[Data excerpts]
++++++++
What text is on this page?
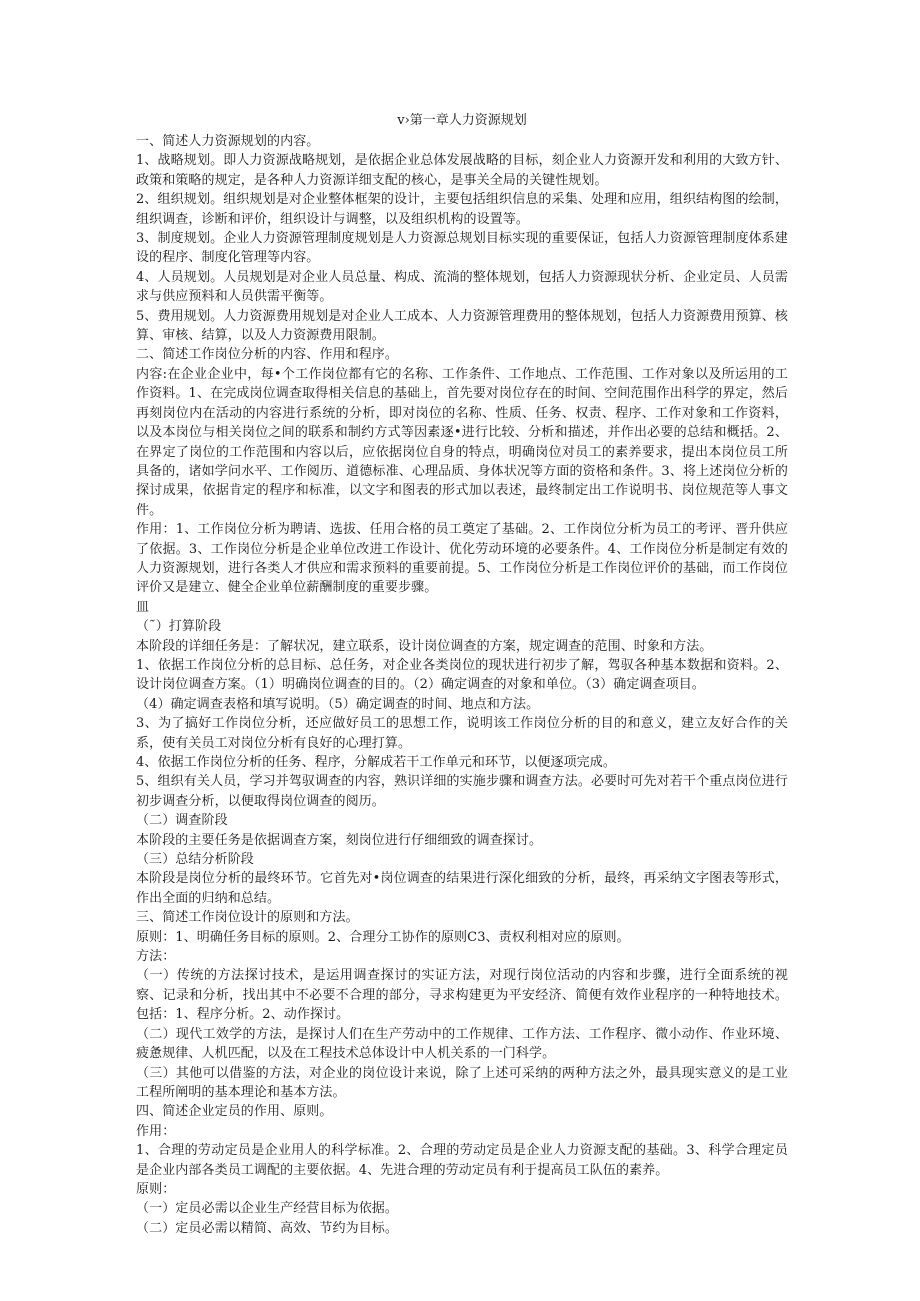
v›第一章人力资源规划

一、简述人力资源规划的内容。

1、战略规划。即人力资源战略规划，是依据企业总体发展战略的目标，刻企业人力资源开发和利用的大致方针、政策和策略的规定，是各种人力资源详细支配的核心，是事关全局的关键性规划。

2、组织规划。组织规划是对企业整体框架的设计，主要包括组织信息的采集、处理和应用，组织结构图的绘制，组织调查，诊断和评价，组织设计与调整，以及组织机构的设置等。

3、制度规划。企业人力资源管理制度规划是人力资源总规划目标实现的重要保证，包括人力资源管理制度体系建设的程序、制度化管理等内容。

4、人员规划。人员规划是对企业人员总量、构成、流淌的整体规划，包括人力资源现状分析、企业定员、人员需求与供应预料和人员供需平衡等。

5、费用规划。人力资源费用规划是对企业人工成本、人力资源管理费用的整体规划，包括人力资源费用预算、核算、审核、结算，以及人力资源费用限制。

二、简述工作岗位分析的内容、作用和程序。

内容:在企业企业中，每•个工作岗位都有它的名称、工作条件、工作地点、工作范围、工作对象以及所运用的工作资料。1、在完成岗位调查取得相关信息的基础上，首先要对岗位存在的时间、空间范围作出科学的界定，然后再刻岗位内在活动的内容进行系统的分析，即对岗位的名称、性质、任务、权责、程序、工作对象和工作资料，以及本岗位与相关岗位之间的联系和制约方式等因素逐•进行比较、分析和描述，并作出必要的总结和概括。2、在界定了岗位的工作范围和内容以后，应依据岗位自身的特点，明确岗位对员工的素养要求，提出本岗位员工所具备的，诸如学问水平、工作阅历、道德标准、心理品质、身体状况等方面的资格和条件。3、将上述岗位分析的探讨成果，依据肯定的程序和标准，以文字和图表的形式加以表述，最终制定出工作说明书、岗位规范等人事文件。

作用：1、工作岗位分析为聘请、选拔、任用合格的员工奠定了基础。2、工作岗位分析为员工的考评、晋升供应了依据。3、工作岗位分析是企业单位改进工作设计、优化劳动环境的必要条件。4、工作岗位分析是制定有效的人力资源规划，进行各类人才供应和需求预料的重要前提。5、工作岗位分析是工作岗位评价的基础，而工作岗位评价又是建立、健全企业单位薪酬制度的重要步骤。

皿

（˜）打算阶段

本阶段的详细任务是：了解状况，建立联系，设计岗位调查的方案，规定调查的范围、时象和方法。

1、依据工作岗位分析的总目标、总任务，对企业各类岗位的现状进行初步了解，驾驭各种基本数据和资料。2、设计岗位调查方案。（1）明确岗位调查的目的。（2）确定调查的对象和单位。（3）确定调查项目。

（4）确定调查表格和填写说明。（5）确定调查的时间、地点和方法。

3、为了搞好工作岗位分析，还应做好员工的思想工作，说明该工作岗位分析的目的和意义，建立友好合作的关系，使有关员工对岗位分析有良好的心理打算。

4、依据工作岗位分析的任务、程序，分解成若干工作单元和环节，以便逐项完成。

5、组织有关人员，学习并驾驭调查的内容，熟识详细的实施步骤和调查方法。必要时可先对若干个重点岗位进行初步调查分析，以便取得岗位调查的阅历。

（二）调查阶段

本阶段的主要任务是依据调查方案，刻岗位进行仔细细致的调查探讨。

（三）总结分析阶段

本阶段是岗位分析的最终环节。它首先对•岗位调查的结果进行深化细致的分析，最终，再采纳文字图表等形式，作出全面的归纳和总结。

三、简述工作岗位设计的原则和方法。

原则：1、明确任务目标的原则。2、合理分工协作的原则C3、责权利相对应的原则。

方法：

（一）传统的方法探讨技术，是运用调查探讨的实证方法，对现行岗位活动的内容和步骤，进行全面系统的视察、记录和分析，找出其中不必要不合理的部分，寻求构建更为平安经济、简便有效作业程序的一种特地技术。包括：1、程序分析。2、动作探讨。

（二）现代工效学的方法，是探讨人们在生产劳动中的工作规律、工作方法、工作程序、微小动作、作业环境、疲惫规律、人机匹配，以及在工程技术总体设计中人机关系的一门科学。

（三）其他可以借鉴的方法，对企业的岗位设计来说，除了上述可采纳的两种方法之外，最具现实意义的是工业工程所阐明的基本理论和基本方法。

四、简述企业定员的作用、原则。

作用：

1、合理的劳动定员是企业用人的科学标准。2、合理的劳动定员是企业人力资源支配的基础。3、科学合理定员是企业内部各类员工调配的主要依据。4、先进合理的劳动定员有利于提高员工队伍的素养。

原则：

（一）定员必需以企业生产经营目标为依据。

（二）定员必需以精简、高效、节约为目标。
++++++++
### SET PROBLEM
Repeat the listing above exactly, with no pictures.

### SOLVED EXERCISE
What text is on this page?
v›第一章人力资源规划

一、简述人力资源规划的内容。

1、战略规划。即人力资源战略规划，是依据企业总体发展战略的目标，刻企业人力资源开发和利用的大致方针、政策和策略的规定，是各种人力资源详细支配的核心，是事关全局的关键性规划。

2、组织规划。组织规划是对企业整体框架的设计，主要包括组织信息的采集、处理和应用，组织结构图的绘制，组织调查，诊断和评价，组织设计与调整，以及组织机构的设置等。

3、制度规划。企业人力资源管理制度规划是人力资源总规划目标实现的重要保证，包括人力资源管理制度体系建设的程序、制度化管理等内容。

4、人员规划。人员规划是对企业人员总量、构成、流淌的整体规划，包括人力资源现状分析、企业定员、人员需求与供应预料和人员供需平衡等。

5、费用规划。人力资源费用规划是对企业人工成本、人力资源管理费用的整体规划，包括人力资源费用预算、核算、审核、结算，以及人力资源费用限制。

二、简述工作岗位分析的内容、作用和程序。

内容:在企业企业中，每•个工作岗位都有它的名称、工作条件、工作地点、工作范围、工作对象以及所运用的工作资料。1、在完成岗位调查取得相关信息的基础上，首先要对岗位存在的时间、空间范围作出科学的界定，然后再刻岗位内在活动的内容进行系统的分析，即对岗位的名称、性质、任务、权责、程序、工作对象和工作资料，以及本岗位与相关岗位之间的联系和制约方式等因素逐•进行比较、分析和描述，并作出必要的总结和概括。2、在界定了岗位的工作范围和内容以后，应依据岗位自身的特点，明确岗位对员工的素养要求，提出本岗位员工所具备的，诸如学问水平、工作阅历、道德标准、心理品质、身体状况等方面的资格和条件。3、将上述岗位分析的探讨成果，依据肯定的程序和标准，以文字和图表的形式加以表述，最终制定出工作说明书、岗位规范等人事文件。

作用：1、工作岗位分析为聘请、选拔、任用合格的员工奠定了基础。2、工作岗位分析为员工的考评、晋升供应了依据。3、工作岗位分析是企业单位改进工作设计、优化劳动环境的必要条件。4、工作岗位分析是制定有效的人力资源规划，进行各类人才供应和需求预料的重要前提。5、工作岗位分析是工作岗位评价的基础，而工作岗位评价又是建立、健全企业单位薪酬制度的重要步骤。

皿

（˜）打算阶段

本阶段的详细任务是：了解状况，建立联系，设计岗位调查的方案，规定调查的范围、时象和方法。

1、依据工作岗位分析的总目标、总任务，对企业各类岗位的现状进行初步了解，驾驭各种基本数据和资料。2、设计岗位调查方案。（1）明确岗位调查的目的。（2）确定调查的对象和单位。（3）确定调查项目。

（4）确定调查表格和填写说明。（5）确定调查的时间、地点和方法。

3、为了搞好工作岗位分析，还应做好员工的思想工作，说明该工作岗位分析的目的和意义，建立友好合作的关系，使有关员工对岗位分析有良好的心理打算。

4、依据工作岗位分析的任务、程序，分解成若干工作单元和环节，以便逐项完成。

5、组织有关人员，学习并驾驭调查的内容，熟识详细的实施步骤和调查方法。必要时可先对若干个重点岗位进行初步调查分析，以便取得岗位调查的阅历。

（二）调查阶段

本阶段的主要任务是依据调查方案，刻岗位进行仔细细致的调查探讨。

（三）总结分析阶段

本阶段是岗位分析的最终环节。它首先对•岗位调查的结果进行深化细致的分析，最终，再采纳文字图表等形式，作出全面的归纳和总结。

三、简述工作岗位设计的原则和方法。

原则：1、明确任务目标的原则。2、合理分工协作的原则C3、责权利相对应的原则。

方法：

（一）传统的方法探讨技术，是运用调查探讨的实证方法，对现行岗位活动的内容和步骤，进行全面系统的视察、记录和分析，找出其中不必要不合理的部分，寻求构建更为平安经济、简便有效作业程序的一种特地技术。包括：1、程序分析。2、动作探讨。

（二）现代工效学的方法，是探讨人们在生产劳动中的工作规律、工作方法、工作程序、微小动作、作业环境、疲惫规律、人机匹配，以及在工程技术总体设计中人机关系的一门科学。

（三）其他可以借鉴的方法，对企业的岗位设计来说，除了上述可采纳的两种方法之外，最具现实意义的是工业工程所阐明的基本理论和基本方法。

四、简述企业定员的作用、原则。

作用：

1、合理的劳动定员是企业用人的科学标准。2、合理的劳动定员是企业人力资源支配的基础。3、科学合理定员是企业内部各类员工调配的主要依据。4、先进合理的劳动定员有利于提高员工队伍的素养。

原则：

（一）定员必需以企业生产经营目标为依据。

（二）定员必需以精简、高效、节约为目标。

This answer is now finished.